▸ LISTE DES ACTIVITÉS
A – Réécrivez le passage de la dépêche sur les journalistes camerounais qui s'ouvre sur les mots « Deux autres journalistes, Anani » et se termine par « de sources concordantes. », en remplaçant « citation similaire » par « convocation identique ».
B – Poursuivez la dépêche sur les journalistes camerounais à partir de sa dernière phrase.

▸ TEXTE EXTRAIT

---+---

Cameroun: 3 journalistes et un enseignant en justice après un débat télévisé

AFP 09.01.10 | 19h10

Trois journalistes et un enseignant camerounais ont été inculpés pour avoir notamment « relaté publiquement » lors d’un débat télévisé « une procédure judiciaire non encore jugée » liée à une affaire de corruption, a appris samedi l’AFP auprès d’un des intéressés.

Vendredi, « j’ai reçu d’un huissier de justice une citation à comparaître le 12 janvier » devant un tribunal de Douala, la capitale économique, a expliqué le journaliste Alex Gustave Azebaze.

Selon la citation, « il m’est reproché d’avoir +relaté publiquement une procédure judiciaire non encore définitivement jugée+ et +révélé sans autorisation un fait confidentiel+ », a-t-il ajouté.

Deux autres journalistes, Anani Rabier Bindji de la télévision privée Canal 2 et Thierry Ngogang de la télévision privée STV2, ainsi que le professeur d’université Aboya Manasse Endong ont reçu une citation similaire, a-t-on appris de sources concordantes.

---+---

▸ DONNÉES DE L'EXERCICE
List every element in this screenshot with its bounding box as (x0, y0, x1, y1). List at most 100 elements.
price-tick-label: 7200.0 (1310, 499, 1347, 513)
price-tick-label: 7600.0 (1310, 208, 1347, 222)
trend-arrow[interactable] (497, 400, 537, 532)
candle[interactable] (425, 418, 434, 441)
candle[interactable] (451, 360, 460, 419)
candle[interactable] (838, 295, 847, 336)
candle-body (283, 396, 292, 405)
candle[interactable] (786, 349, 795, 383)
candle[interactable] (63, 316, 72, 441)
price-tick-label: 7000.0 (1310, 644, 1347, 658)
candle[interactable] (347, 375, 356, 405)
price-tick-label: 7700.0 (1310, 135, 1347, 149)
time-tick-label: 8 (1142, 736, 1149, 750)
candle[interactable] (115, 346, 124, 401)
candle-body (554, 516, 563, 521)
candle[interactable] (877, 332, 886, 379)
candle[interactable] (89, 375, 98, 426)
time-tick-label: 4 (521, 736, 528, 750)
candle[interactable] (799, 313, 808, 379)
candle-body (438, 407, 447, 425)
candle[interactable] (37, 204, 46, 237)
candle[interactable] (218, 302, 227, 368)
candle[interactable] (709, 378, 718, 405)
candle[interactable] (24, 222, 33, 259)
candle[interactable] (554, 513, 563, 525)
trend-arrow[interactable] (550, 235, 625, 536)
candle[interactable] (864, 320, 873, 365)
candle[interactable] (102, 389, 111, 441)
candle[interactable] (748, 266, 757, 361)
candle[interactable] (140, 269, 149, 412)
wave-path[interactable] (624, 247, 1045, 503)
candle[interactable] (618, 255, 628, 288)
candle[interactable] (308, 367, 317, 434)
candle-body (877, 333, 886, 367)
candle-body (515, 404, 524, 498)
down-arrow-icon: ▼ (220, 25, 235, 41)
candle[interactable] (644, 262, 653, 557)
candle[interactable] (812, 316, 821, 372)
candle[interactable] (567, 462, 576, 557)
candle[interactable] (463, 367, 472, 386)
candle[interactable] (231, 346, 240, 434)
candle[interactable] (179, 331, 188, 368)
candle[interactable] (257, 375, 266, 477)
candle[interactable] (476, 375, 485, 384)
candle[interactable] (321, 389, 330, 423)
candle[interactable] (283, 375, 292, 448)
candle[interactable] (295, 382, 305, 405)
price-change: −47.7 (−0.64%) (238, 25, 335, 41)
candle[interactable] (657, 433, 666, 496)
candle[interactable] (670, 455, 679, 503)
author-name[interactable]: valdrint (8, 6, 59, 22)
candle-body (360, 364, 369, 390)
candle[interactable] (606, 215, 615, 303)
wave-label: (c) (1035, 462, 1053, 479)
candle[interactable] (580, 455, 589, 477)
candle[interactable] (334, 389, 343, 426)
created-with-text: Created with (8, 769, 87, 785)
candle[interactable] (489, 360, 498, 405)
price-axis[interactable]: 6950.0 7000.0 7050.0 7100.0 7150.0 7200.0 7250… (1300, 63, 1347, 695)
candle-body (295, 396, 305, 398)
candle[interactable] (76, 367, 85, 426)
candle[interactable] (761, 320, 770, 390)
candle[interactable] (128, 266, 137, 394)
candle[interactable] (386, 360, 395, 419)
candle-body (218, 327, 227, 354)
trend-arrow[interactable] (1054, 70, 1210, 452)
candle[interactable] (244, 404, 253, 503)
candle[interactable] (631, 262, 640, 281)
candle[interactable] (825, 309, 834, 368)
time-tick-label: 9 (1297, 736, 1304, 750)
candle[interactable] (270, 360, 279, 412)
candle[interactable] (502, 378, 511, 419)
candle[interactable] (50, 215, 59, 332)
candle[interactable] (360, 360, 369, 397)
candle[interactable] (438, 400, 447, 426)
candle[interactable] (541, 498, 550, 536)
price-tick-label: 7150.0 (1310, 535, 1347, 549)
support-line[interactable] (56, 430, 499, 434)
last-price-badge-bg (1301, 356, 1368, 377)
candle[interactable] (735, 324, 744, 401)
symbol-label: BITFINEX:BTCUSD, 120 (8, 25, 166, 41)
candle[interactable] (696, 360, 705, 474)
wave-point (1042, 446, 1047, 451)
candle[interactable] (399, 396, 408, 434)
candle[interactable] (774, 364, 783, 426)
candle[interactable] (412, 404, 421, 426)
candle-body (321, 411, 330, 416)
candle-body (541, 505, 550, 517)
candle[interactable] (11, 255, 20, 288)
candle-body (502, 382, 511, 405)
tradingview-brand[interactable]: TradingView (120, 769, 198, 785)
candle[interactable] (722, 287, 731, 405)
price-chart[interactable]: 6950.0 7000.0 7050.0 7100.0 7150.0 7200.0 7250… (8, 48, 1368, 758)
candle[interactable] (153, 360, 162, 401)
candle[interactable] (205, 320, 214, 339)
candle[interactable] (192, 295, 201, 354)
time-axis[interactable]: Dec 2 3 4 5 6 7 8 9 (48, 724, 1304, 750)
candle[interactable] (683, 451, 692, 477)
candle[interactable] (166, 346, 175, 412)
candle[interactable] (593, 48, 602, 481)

---+---

▸ RÉSULTATS PAR ACTIVITÉ
A –
Deux autres journalistes, Anani Rabier Bindji de la télévision privée Canal 2 et Thierry Ngogang de la télévision privée STV2, ainsi que le professeur d’université Aboya Manasse Endong ont reçu une convocation identique, a-t-on appris de sources concordantes.

B –
Tous quatre avaient animé ou participé à un débat télévisé de STV2 le 1er juin consacré à l’opération de lutte contre la corruption « Epervier », lancée fin 2004 par les autorités.

Ils « avaient longuement débattu, preuves à l’appui, de la justice à double vitesse » de cette opération, selon un communiqué du Syndicat national des journalistes du Cameroun (SNJC) reçu samedi par l’AFP.

Le 1er au soir et le 2 juin, les journalistes et le professeur avaient été convoqués et entendus par la Police judiciaire (PJ) de Douala où se trouve le siège de STV2. Ils avaient été interrogés sur leur « motivation à parler de l’opération +Epervier+ sans (…) l’autorisation des autorités », selon M. Azebaze.

Dans son communiqué, le SNJC a dénoncé « une subite offensive punitive du pouvoir contre les médias » visant à anéantir « la presse d’investigation » qui s’intéresse à la corruption dans « un pays considéré par l’ONG Transparency International comme l’un des plus corrompus de la planète ».

Selon lui, les journalistes risquent jusqu’à 3 ans d’emprisonnement ferme et une amende de 5 millions de FCFA (7.620 euros).